- Aim of the task
Restate the data below word for word. Skip any images it contains.

- Information given
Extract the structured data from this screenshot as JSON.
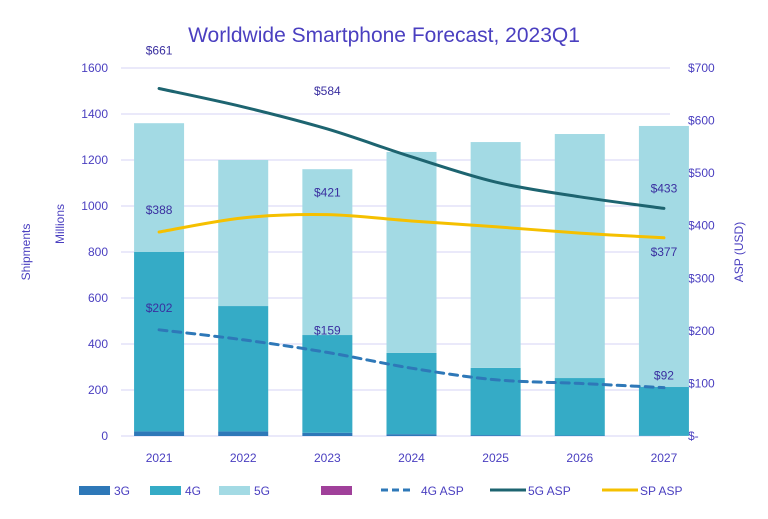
{
  "chart_data": {
    "type": "bar",
    "title": "Worldwide Smartphone Forecast, 2023Q1",
    "categories": [
      "2021",
      "2022",
      "2023",
      "2024",
      "2025",
      "2026",
      "2027"
    ],
    "ylabel_left": [
      "Shipments",
      "Millions"
    ],
    "ylabel_right": "ASP (USD)",
    "ylim_left": [
      0,
      1600
    ],
    "ylim_right": [
      0,
      700
    ],
    "left_ticks": [
      "0",
      "200",
      "400",
      "600",
      "800",
      "1000",
      "1200",
      "1400",
      "1600"
    ],
    "right_ticks": [
      "$-",
      "$100",
      "$200",
      "$300",
      "$400",
      "$500",
      "$600",
      "$700"
    ],
    "grid": true,
    "legend_position": "bottom",
    "bar_series": [
      {
        "name": "3G",
        "color": "#2e78b8",
        "values": [
          20,
          20,
          14,
          8,
          4,
          2,
          1
        ]
      },
      {
        "name": "4G",
        "color": "#35abc6",
        "values": [
          780,
          545,
          425,
          353,
          292,
          250,
          212
        ]
      },
      {
        "name": "5G",
        "color": "#a3dae4",
        "values": [
          560,
          635,
          721,
          874,
          982,
          1061,
          1135
        ]
      },
      {
        "name": "",
        "color": "#a0409a",
        "values": [
          0,
          0,
          0,
          0,
          0,
          0,
          0
        ]
      }
    ],
    "line_series": [
      {
        "name": "4G ASP",
        "color": "#2e78b8",
        "dash": true,
        "values": [
          202,
          183,
          159,
          129,
          107,
          100,
          92
        ],
        "labels": [
          "$202",
          null,
          "$159",
          null,
          null,
          null,
          "$92"
        ]
      },
      {
        "name": "5G ASP",
        "color": "#1d6470",
        "dash": false,
        "values": [
          661,
          626,
          584,
          531,
          483,
          455,
          433
        ],
        "labels": [
          "$661",
          null,
          "$584",
          null,
          null,
          null,
          "$433"
        ]
      },
      {
        "name": "SP ASP",
        "color": "#f5c000",
        "dash": false,
        "values": [
          388,
          415,
          421,
          409,
          398,
          386,
          377
        ],
        "labels": [
          "$388",
          null,
          "$421",
          null,
          null,
          null,
          "$377"
        ]
      }
    ]
  }
}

- Written answer
Extract the structured data from this screenshot as JSON.
{
  "chart_data": {
    "type": "bar",
    "title": "Worldwide Smartphone Forecast, 2023Q1",
    "categories": [
      "2021",
      "2022",
      "2023",
      "2024",
      "2025",
      "2026",
      "2027"
    ],
    "ylabel_left": [
      "Shipments",
      "Millions"
    ],
    "ylabel_right": "ASP (USD)",
    "ylim_left": [
      0,
      1600
    ],
    "ylim_right": [
      0,
      700
    ],
    "left_ticks": [
      "0",
      "200",
      "400",
      "600",
      "800",
      "1000",
      "1200",
      "1400",
      "1600"
    ],
    "right_ticks": [
      "$-",
      "$100",
      "$200",
      "$300",
      "$400",
      "$500",
      "$600",
      "$700"
    ],
    "grid": true,
    "legend_position": "bottom",
    "bar_series": [
      {
        "name": "3G",
        "color": "#2e78b8",
        "values": [
          20,
          20,
          14,
          8,
          4,
          2,
          1
        ]
      },
      {
        "name": "4G",
        "color": "#35abc6",
        "values": [
          780,
          545,
          425,
          353,
          292,
          250,
          212
        ]
      },
      {
        "name": "5G",
        "color": "#a3dae4",
        "values": [
          560,
          635,
          721,
          874,
          982,
          1061,
          1135
        ]
      },
      {
        "name": "",
        "color": "#a0409a",
        "values": [
          0,
          0,
          0,
          0,
          0,
          0,
          0
        ]
      }
    ],
    "line_series": [
      {
        "name": "4G ASP",
        "color": "#2e78b8",
        "dash": true,
        "values": [
          202,
          183,
          159,
          129,
          107,
          100,
          92
        ],
        "labels": [
          "$202",
          null,
          "$159",
          null,
          null,
          null,
          "$92"
        ]
      },
      {
        "name": "5G ASP",
        "color": "#1d6470",
        "dash": false,
        "values": [
          661,
          626,
          584,
          531,
          483,
          455,
          433
        ],
        "labels": [
          "$661",
          null,
          "$584",
          null,
          null,
          null,
          "$433"
        ]
      },
      {
        "name": "SP ASP",
        "color": "#f5c000",
        "dash": false,
        "values": [
          388,
          415,
          421,
          409,
          398,
          386,
          377
        ],
        "labels": [
          "$388",
          null,
          "$421",
          null,
          null,
          null,
          "$377"
        ]
      }
    ]
  }
}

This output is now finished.